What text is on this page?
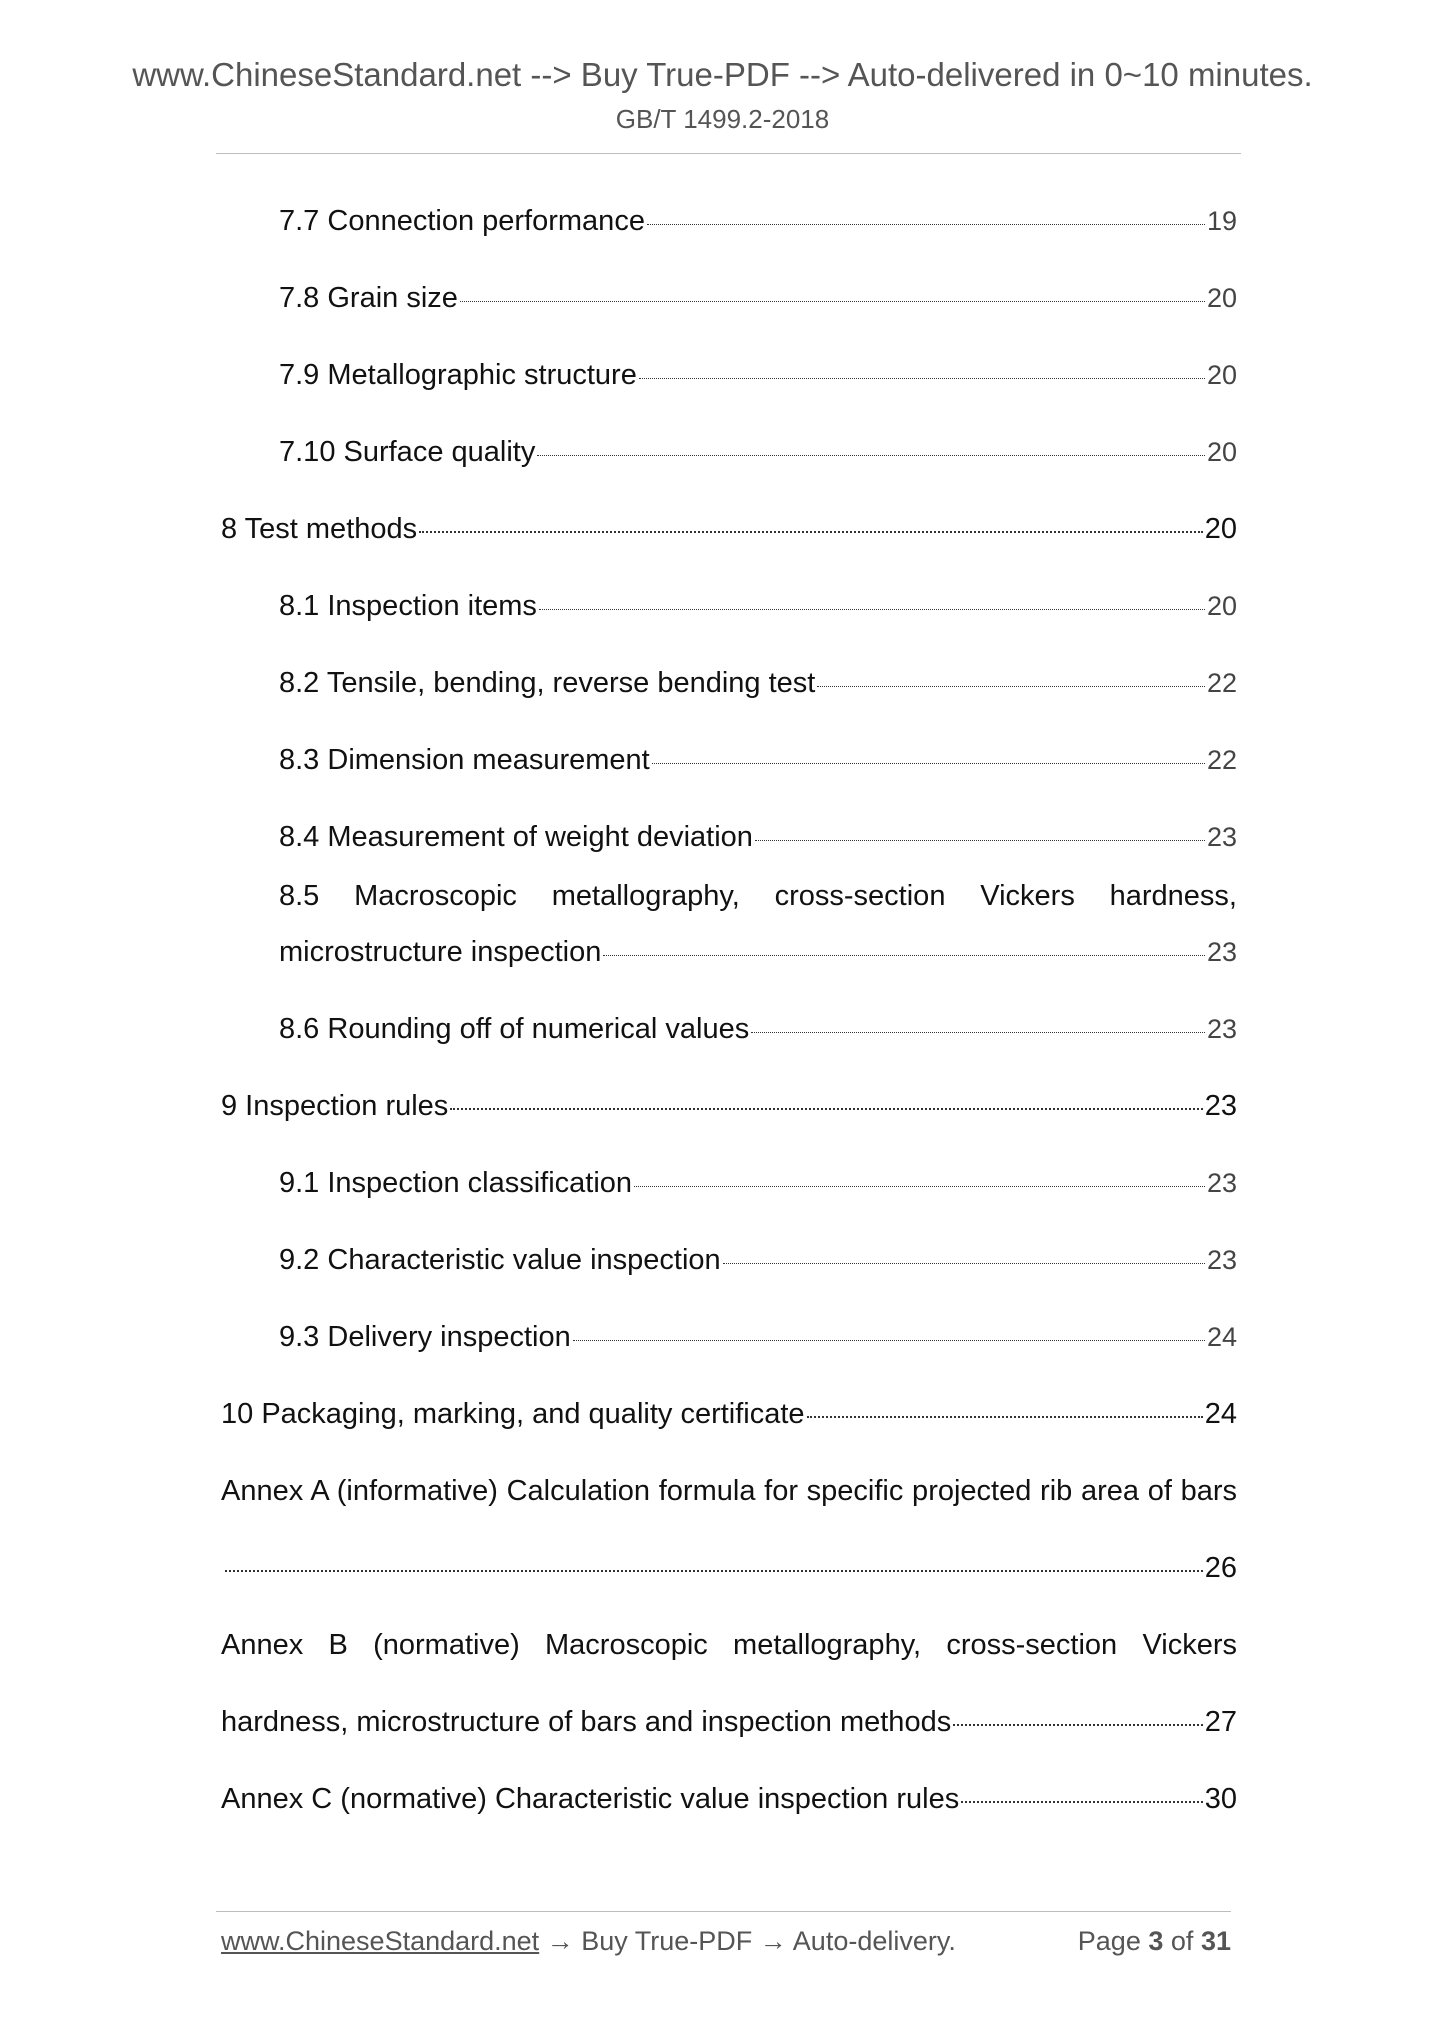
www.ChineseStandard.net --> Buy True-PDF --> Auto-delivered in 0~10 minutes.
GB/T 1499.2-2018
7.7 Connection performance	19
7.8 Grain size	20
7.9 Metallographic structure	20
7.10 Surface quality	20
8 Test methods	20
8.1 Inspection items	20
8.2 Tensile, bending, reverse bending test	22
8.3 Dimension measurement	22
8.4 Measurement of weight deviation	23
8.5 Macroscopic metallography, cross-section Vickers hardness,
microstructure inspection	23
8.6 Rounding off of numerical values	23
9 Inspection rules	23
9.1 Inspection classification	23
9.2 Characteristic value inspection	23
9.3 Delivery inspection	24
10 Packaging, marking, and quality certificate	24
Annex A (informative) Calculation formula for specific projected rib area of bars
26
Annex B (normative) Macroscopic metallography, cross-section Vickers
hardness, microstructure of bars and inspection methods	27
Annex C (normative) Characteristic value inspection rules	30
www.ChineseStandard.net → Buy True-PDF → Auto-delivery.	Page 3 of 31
⁂
- [TO DO]:
Every record is to be reproduced exactly, with no pictures included.

- [ANSWER BELOW]:
What text is on this page?
www.ChineseStandard.net --> Buy True-PDF --> Auto-delivered in 0~10 minutes.
GB/T 1499.2-2018
7.7 Connection performance	19
7.8 Grain size	20
7.9 Metallographic structure	20
7.10 Surface quality	20
8 Test methods	20
8.1 Inspection items	20
8.2 Tensile, bending, reverse bending test	22
8.3 Dimension measurement	22
8.4 Measurement of weight deviation	23
8.5 Macroscopic metallography, cross-section Vickers hardness,
microstructure inspection	23
8.6 Rounding off of numerical values	23
9 Inspection rules	23
9.1 Inspection classification	23
9.2 Characteristic value inspection	23
9.3 Delivery inspection	24
10 Packaging, marking, and quality certificate	24
Annex A (informative) Calculation formula for specific projected rib area of bars
26
Annex B (normative) Macroscopic metallography, cross-section Vickers
hardness, microstructure of bars and inspection methods	27
Annex C (normative) Characteristic value inspection rules	30
www.ChineseStandard.net → Buy True-PDF → Auto-delivery.	Page 3 of 31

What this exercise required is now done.